(Saved entries)
──────────────────────────────

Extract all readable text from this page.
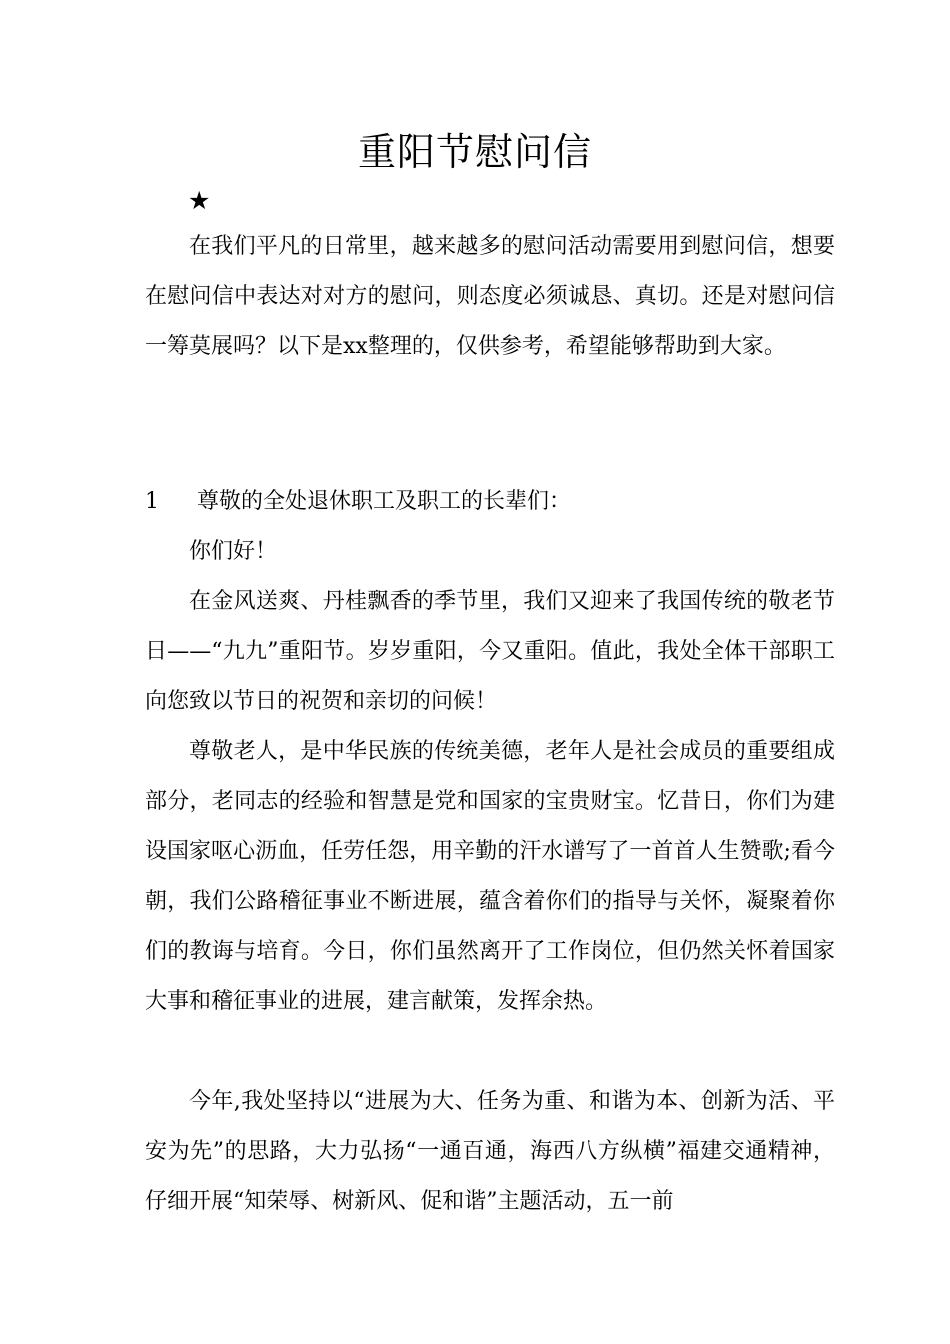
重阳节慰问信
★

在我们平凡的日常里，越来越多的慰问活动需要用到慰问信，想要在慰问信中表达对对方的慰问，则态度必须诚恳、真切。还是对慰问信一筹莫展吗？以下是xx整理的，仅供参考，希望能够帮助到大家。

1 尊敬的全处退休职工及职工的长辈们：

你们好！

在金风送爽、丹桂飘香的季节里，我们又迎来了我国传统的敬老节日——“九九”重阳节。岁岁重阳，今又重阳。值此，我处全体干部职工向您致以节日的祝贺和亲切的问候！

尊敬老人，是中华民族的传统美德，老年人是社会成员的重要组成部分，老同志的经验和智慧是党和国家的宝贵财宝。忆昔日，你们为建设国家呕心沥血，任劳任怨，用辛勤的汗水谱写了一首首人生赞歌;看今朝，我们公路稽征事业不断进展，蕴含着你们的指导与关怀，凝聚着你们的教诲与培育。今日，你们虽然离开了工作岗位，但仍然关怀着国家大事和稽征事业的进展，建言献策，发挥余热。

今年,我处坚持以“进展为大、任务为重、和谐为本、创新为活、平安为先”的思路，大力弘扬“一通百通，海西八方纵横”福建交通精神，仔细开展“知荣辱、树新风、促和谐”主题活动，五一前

──────────────────────────────

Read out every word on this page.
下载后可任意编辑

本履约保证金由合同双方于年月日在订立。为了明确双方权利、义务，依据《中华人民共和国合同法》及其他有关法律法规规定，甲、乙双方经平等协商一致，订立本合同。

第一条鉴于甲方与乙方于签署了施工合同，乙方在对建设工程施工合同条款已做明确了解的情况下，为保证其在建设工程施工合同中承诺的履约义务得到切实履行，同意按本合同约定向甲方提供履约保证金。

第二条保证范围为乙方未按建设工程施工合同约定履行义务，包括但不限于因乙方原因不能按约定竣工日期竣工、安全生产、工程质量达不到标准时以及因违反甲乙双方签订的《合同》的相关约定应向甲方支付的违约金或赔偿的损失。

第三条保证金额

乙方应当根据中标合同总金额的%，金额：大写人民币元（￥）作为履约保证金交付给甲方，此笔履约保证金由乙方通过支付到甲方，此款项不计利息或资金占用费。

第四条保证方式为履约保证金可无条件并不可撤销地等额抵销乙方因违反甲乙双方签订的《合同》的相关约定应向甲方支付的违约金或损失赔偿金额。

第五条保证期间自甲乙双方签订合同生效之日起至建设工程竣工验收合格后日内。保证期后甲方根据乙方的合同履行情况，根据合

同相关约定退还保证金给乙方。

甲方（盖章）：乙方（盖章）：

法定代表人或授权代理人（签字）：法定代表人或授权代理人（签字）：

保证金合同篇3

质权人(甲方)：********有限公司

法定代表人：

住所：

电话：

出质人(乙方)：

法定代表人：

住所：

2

──────────────────────────────

**SET TASK:** Find each line holding the word "page" and copy it.

**SOLUTION BELOW:**
Extract all readable text from this page.
Read out every word on this page.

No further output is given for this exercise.